:: EXERCISE REQUIREMENTS ::
Which lines in the records below contain the word "Jiang"? Report each of them.

[Excerpts from a transcription dataset]
******************************

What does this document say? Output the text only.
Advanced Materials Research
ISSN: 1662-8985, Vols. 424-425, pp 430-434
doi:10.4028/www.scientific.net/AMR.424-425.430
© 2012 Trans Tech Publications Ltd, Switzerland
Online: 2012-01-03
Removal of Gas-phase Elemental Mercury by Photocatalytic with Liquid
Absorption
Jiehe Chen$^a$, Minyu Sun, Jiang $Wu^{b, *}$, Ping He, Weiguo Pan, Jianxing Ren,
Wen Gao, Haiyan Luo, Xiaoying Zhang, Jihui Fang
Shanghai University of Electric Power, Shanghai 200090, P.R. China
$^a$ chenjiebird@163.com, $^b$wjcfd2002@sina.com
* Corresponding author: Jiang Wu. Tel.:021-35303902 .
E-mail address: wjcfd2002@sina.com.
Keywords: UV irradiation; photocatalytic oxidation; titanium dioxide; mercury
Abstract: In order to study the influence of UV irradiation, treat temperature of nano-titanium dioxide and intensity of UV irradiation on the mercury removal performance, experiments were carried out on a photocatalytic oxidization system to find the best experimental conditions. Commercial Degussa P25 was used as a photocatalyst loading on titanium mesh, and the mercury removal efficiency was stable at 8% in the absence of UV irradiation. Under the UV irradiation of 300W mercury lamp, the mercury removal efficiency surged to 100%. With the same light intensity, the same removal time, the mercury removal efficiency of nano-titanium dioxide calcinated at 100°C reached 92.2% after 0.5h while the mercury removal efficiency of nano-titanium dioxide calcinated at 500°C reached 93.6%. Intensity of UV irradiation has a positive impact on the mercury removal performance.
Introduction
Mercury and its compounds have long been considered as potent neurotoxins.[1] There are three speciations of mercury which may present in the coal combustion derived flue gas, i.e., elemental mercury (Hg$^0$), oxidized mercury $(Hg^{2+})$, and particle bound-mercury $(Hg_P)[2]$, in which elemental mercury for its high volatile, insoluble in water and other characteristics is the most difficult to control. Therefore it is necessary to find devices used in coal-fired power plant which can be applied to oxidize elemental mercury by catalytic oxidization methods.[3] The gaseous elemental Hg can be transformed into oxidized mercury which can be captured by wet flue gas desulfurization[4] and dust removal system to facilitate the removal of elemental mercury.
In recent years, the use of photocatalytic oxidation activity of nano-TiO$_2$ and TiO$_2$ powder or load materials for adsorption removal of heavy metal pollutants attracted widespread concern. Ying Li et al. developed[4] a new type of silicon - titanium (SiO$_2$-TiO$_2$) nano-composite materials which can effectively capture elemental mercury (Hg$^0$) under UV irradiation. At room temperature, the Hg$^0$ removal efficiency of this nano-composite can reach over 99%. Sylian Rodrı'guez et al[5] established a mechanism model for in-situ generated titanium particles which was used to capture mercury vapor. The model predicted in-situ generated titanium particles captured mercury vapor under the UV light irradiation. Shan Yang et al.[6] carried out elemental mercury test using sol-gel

******************************

:: SOLUTION FOR THIS PROBLEM ::
Jiehe Chen$^a$, Minyu Sun, Jiang $Wu^{b, *}$, Ping He, Weiguo Pan, Jianxing Ren,
* Corresponding author: Jiang Wu. Tel.:021-35303902 .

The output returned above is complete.